— start of GIVEN DATA —
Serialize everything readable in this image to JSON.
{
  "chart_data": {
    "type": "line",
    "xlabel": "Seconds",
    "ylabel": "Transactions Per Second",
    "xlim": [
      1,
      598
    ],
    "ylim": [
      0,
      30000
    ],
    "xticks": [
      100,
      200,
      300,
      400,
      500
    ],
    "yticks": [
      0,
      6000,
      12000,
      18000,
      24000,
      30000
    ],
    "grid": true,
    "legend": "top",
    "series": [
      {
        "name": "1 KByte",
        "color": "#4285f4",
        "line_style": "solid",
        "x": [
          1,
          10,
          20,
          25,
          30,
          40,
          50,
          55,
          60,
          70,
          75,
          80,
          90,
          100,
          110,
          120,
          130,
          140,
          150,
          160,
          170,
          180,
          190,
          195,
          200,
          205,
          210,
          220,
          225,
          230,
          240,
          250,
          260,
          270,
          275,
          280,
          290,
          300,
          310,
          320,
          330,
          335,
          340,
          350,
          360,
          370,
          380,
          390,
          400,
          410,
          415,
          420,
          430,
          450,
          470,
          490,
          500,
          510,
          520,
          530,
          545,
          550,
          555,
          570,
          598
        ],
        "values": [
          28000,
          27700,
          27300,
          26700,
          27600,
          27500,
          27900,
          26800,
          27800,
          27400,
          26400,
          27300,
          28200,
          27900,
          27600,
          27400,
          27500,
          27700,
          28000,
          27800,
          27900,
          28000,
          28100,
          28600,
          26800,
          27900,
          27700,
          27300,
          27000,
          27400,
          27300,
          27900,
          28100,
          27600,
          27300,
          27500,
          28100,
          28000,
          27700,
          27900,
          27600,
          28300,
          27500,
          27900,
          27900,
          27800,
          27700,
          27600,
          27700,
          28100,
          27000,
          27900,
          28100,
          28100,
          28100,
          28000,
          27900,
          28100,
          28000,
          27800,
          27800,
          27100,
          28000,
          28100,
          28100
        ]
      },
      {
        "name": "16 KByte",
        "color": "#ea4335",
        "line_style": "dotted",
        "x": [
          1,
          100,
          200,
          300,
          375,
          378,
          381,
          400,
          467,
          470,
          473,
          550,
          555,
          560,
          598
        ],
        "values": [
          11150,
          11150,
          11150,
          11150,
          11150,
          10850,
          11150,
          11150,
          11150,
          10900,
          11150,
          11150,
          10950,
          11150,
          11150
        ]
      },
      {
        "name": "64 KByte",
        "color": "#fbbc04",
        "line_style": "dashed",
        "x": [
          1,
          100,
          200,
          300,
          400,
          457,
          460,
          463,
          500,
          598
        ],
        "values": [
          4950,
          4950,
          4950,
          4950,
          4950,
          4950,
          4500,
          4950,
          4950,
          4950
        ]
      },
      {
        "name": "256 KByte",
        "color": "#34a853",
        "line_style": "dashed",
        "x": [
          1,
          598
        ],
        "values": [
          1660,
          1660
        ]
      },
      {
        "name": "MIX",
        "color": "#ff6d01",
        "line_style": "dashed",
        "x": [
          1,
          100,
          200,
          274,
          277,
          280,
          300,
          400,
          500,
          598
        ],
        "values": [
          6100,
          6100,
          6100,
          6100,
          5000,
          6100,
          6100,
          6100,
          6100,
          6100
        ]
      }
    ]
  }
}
— end of GIVEN DATA —
Give back all the data exactly as written.

Serialize everything readable in this image to JSON.
{
  "chart_data": {
    "type": "line",
    "xlabel": "Seconds",
    "ylabel": "Transactions Per Second",
    "xlim": [
      1,
      598
    ],
    "ylim": [
      0,
      30000
    ],
    "xticks": [
      100,
      200,
      300,
      400,
      500
    ],
    "yticks": [
      0,
      6000,
      12000,
      18000,
      24000,
      30000
    ],
    "grid": true,
    "legend": "top",
    "series": [
      {
        "name": "1 KByte",
        "color": "#4285f4",
        "line_style": "solid",
        "x": [
          1,
          10,
          20,
          25,
          30,
          40,
          50,
          55,
          60,
          70,
          75,
          80,
          90,
          100,
          110,
          120,
          130,
          140,
          150,
          160,
          170,
          180,
          190,
          195,
          200,
          205,
          210,
          220,
          225,
          230,
          240,
          250,
          260,
          270,
          275,
          280,
          290,
          300,
          310,
          320,
          330,
          335,
          340,
          350,
          360,
          370,
          380,
          390,
          400,
          410,
          415,
          420,
          430,
          450,
          470,
          490,
          500,
          510,
          520,
          530,
          545,
          550,
          555,
          570,
          598
        ],
        "values": [
          28000,
          27700,
          27300,
          26700,
          27600,
          27500,
          27900,
          26800,
          27800,
          27400,
          26400,
          27300,
          28200,
          27900,
          27600,
          27400,
          27500,
          27700,
          28000,
          27800,
          27900,
          28000,
          28100,
          28600,
          26800,
          27900,
          27700,
          27300,
          27000,
          27400,
          27300,
          27900,
          28100,
          27600,
          27300,
          27500,
          28100,
          28000,
          27700,
          27900,
          27600,
          28300,
          27500,
          27900,
          27900,
          27800,
          27700,
          27600,
          27700,
          28100,
          27000,
          27900,
          28100,
          28100,
          28100,
          28000,
          27900,
          28100,
          28000,
          27800,
          27800,
          27100,
          28000,
          28100,
          28100
        ]
      },
      {
        "name": "16 KByte",
        "color": "#ea4335",
        "line_style": "dotted",
        "x": [
          1,
          100,
          200,
          300,
          375,
          378,
          381,
          400,
          467,
          470,
          473,
          550,
          555,
          560,
          598
        ],
        "values": [
          11150,
          11150,
          11150,
          11150,
          11150,
          10850,
          11150,
          11150,
          11150,
          10900,
          11150,
          11150,
          10950,
          11150,
          11150
        ]
      },
      {
        "name": "64 KByte",
        "color": "#fbbc04",
        "line_style": "dashed",
        "x": [
          1,
          100,
          200,
          300,
          400,
          457,
          460,
          463,
          500,
          598
        ],
        "values": [
          4950,
          4950,
          4950,
          4950,
          4950,
          4950,
          4500,
          4950,
          4950,
          4950
        ]
      },
      {
        "name": "256 KByte",
        "color": "#34a853",
        "line_style": "dashed",
        "x": [
          1,
          598
        ],
        "values": [
          1660,
          1660
        ]
      },
      {
        "name": "MIX",
        "color": "#ff6d01",
        "line_style": "dashed",
        "x": [
          1,
          100,
          200,
          274,
          277,
          280,
          300,
          400,
          500,
          598
        ],
        "values": [
          6100,
          6100,
          6100,
          6100,
          5000,
          6100,
          6100,
          6100,
          6100,
          6100
        ]
      }
    ]
  }
}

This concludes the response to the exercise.